Exercise requirements | Retype every entry in its entirety, without alteration.

Figure dataset records:

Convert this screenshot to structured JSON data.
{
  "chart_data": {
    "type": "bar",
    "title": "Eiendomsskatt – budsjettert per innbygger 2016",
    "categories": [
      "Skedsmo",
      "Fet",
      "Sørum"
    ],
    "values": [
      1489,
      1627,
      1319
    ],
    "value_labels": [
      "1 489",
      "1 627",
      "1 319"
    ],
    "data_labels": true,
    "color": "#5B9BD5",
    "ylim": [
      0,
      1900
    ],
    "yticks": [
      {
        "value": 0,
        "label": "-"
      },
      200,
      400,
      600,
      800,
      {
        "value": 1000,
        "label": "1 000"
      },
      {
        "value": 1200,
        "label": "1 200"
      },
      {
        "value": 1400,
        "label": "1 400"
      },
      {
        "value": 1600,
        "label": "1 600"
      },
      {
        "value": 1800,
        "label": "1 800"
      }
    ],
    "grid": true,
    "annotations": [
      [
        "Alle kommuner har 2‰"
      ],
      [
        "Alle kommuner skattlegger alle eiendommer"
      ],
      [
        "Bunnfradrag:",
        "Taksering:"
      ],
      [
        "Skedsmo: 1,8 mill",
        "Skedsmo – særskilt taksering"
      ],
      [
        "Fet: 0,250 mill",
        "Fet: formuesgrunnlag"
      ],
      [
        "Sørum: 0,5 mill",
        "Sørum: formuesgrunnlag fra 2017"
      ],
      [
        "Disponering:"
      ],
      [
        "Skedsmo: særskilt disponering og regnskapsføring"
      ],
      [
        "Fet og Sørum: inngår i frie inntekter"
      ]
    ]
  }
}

Reply to the exercise |
Convert this screenshot to structured JSON data.
{
  "chart_data": {
    "type": "bar",
    "title": "Eiendomsskatt – budsjettert per innbygger 2016",
    "categories": [
      "Skedsmo",
      "Fet",
      "Sørum"
    ],
    "values": [
      1489,
      1627,
      1319
    ],
    "value_labels": [
      "1 489",
      "1 627",
      "1 319"
    ],
    "data_labels": true,
    "color": "#5B9BD5",
    "ylim": [
      0,
      1900
    ],
    "yticks": [
      {
        "value": 0,
        "label": "-"
      },
      200,
      400,
      600,
      800,
      {
        "value": 1000,
        "label": "1 000"
      },
      {
        "value": 1200,
        "label": "1 200"
      },
      {
        "value": 1400,
        "label": "1 400"
      },
      {
        "value": 1600,
        "label": "1 600"
      },
      {
        "value": 1800,
        "label": "1 800"
      }
    ],
    "grid": true,
    "annotations": [
      [
        "Alle kommuner har 2‰"
      ],
      [
        "Alle kommuner skattlegger alle eiendommer"
      ],
      [
        "Bunnfradrag:",
        "Taksering:"
      ],
      [
        "Skedsmo: 1,8 mill",
        "Skedsmo – særskilt taksering"
      ],
      [
        "Fet: 0,250 mill",
        "Fet: formuesgrunnlag"
      ],
      [
        "Sørum: 0,5 mill",
        "Sørum: formuesgrunnlag fra 2017"
      ],
      [
        "Disponering:"
      ],
      [
        "Skedsmo: særskilt disponering og regnskapsføring"
      ],
      [
        "Fet og Sørum: inngår i frie inntekter"
      ]
    ]
  }
}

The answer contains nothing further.